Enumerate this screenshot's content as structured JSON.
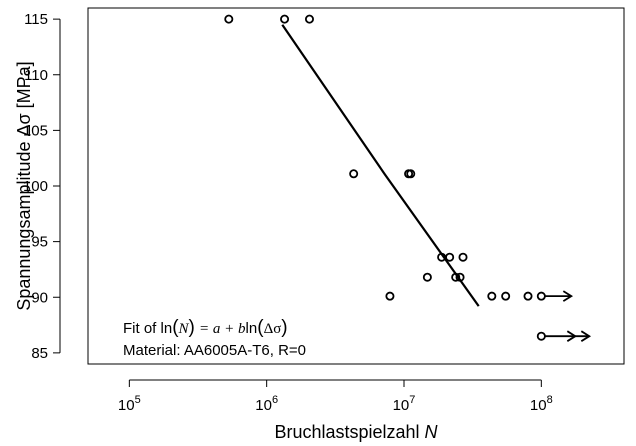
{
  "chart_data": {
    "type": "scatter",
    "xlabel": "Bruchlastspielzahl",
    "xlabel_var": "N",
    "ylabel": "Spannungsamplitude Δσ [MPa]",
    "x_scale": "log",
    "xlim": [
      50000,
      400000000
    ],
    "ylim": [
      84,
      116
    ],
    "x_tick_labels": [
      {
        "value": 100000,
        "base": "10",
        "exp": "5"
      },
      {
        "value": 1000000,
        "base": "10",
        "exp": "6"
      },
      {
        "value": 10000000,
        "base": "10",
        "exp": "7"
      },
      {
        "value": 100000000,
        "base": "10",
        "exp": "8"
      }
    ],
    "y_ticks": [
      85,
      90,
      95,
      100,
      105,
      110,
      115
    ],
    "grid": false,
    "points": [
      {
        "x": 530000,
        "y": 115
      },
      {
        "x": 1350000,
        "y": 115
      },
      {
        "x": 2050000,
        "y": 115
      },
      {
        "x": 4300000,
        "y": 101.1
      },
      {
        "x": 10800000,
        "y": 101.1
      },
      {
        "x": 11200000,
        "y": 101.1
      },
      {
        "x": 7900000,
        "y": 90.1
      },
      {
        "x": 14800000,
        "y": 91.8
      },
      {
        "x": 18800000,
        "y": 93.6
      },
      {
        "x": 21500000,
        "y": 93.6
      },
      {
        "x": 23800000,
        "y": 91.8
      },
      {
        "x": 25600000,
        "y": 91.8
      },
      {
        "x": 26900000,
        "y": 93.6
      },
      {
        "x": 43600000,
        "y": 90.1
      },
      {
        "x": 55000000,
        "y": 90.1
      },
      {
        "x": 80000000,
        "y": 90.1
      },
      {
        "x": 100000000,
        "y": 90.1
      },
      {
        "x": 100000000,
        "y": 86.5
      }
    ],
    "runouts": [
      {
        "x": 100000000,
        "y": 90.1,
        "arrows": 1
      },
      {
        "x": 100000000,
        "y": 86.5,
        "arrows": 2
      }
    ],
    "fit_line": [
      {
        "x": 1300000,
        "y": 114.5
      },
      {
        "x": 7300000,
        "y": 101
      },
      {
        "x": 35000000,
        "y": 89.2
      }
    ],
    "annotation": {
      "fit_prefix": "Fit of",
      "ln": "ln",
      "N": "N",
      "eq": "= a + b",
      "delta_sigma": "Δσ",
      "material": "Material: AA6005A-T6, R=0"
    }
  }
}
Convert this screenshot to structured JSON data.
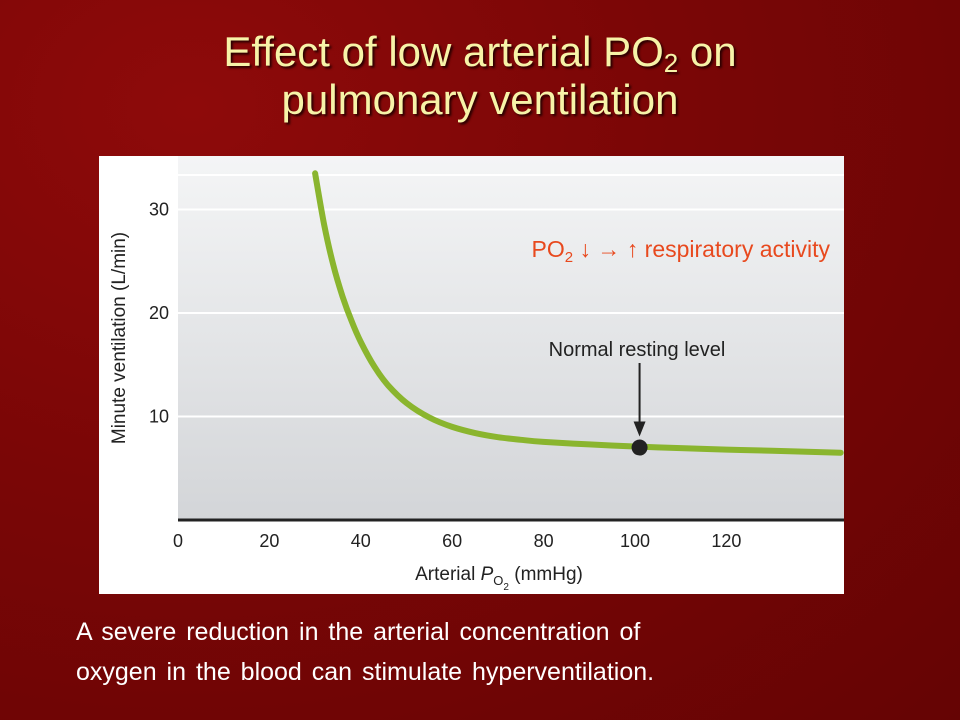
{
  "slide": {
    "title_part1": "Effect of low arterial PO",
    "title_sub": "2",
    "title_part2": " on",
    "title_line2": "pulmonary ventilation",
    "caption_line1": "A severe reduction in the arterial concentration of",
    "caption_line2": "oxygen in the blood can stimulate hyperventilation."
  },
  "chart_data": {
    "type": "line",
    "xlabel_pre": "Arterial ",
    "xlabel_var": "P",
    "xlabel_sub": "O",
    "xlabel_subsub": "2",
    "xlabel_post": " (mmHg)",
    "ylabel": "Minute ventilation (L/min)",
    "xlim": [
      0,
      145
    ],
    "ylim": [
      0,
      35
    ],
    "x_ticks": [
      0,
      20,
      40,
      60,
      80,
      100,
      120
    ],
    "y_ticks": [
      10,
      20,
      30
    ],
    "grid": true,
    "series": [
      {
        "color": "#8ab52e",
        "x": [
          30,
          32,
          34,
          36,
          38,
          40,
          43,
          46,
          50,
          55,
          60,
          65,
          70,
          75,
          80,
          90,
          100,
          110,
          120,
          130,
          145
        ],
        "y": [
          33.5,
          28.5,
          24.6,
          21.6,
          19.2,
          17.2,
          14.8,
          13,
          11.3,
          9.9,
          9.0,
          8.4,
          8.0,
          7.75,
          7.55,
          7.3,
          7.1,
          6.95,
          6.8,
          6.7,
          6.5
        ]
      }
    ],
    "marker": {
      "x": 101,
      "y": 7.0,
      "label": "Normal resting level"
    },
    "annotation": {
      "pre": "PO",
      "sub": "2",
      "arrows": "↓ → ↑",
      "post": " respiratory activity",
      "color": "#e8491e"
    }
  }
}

···

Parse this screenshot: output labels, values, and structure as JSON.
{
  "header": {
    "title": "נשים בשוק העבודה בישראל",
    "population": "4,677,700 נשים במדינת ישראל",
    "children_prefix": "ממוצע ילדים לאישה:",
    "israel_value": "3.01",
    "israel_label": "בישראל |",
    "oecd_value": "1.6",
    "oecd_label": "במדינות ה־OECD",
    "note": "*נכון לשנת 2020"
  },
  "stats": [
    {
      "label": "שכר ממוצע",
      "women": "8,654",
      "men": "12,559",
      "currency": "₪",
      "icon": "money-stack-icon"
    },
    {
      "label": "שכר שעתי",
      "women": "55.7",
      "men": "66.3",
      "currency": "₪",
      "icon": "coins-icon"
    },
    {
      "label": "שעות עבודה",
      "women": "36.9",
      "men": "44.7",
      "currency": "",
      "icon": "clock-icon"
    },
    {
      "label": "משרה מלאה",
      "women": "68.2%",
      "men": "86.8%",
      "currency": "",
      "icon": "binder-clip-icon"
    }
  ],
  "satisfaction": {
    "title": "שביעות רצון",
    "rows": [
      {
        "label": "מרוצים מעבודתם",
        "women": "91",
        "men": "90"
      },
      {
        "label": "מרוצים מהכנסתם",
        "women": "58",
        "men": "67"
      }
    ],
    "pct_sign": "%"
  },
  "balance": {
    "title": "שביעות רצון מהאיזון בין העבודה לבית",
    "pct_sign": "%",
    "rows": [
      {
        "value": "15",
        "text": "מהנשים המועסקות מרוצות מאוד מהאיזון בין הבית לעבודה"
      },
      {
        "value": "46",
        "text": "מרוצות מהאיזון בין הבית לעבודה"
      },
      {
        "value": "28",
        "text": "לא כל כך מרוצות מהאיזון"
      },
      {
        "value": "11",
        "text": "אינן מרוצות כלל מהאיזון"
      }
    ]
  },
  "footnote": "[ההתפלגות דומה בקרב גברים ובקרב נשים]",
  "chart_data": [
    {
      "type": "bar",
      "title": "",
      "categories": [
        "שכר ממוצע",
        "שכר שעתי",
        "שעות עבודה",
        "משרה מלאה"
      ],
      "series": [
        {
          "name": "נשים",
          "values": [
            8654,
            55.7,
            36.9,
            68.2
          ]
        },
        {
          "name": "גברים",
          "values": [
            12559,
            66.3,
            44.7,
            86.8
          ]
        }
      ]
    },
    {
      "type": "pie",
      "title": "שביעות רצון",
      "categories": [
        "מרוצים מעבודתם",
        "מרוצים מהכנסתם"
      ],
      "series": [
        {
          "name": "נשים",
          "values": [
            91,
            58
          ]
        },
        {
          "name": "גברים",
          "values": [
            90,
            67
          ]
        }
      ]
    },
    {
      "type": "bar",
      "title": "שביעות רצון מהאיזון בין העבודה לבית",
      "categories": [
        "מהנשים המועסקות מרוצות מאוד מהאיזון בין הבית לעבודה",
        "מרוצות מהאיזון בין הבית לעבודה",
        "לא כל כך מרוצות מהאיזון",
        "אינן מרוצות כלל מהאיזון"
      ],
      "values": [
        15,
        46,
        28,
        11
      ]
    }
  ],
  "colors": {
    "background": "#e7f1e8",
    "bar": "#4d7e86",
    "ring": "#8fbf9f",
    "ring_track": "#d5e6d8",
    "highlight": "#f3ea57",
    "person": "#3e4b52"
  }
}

···

* Task prompt
Return all lines containing "בישראל".

* Task solution
    "title": "נשים בשוק העבודה בישראל",
    "israel_label": "בישראל |",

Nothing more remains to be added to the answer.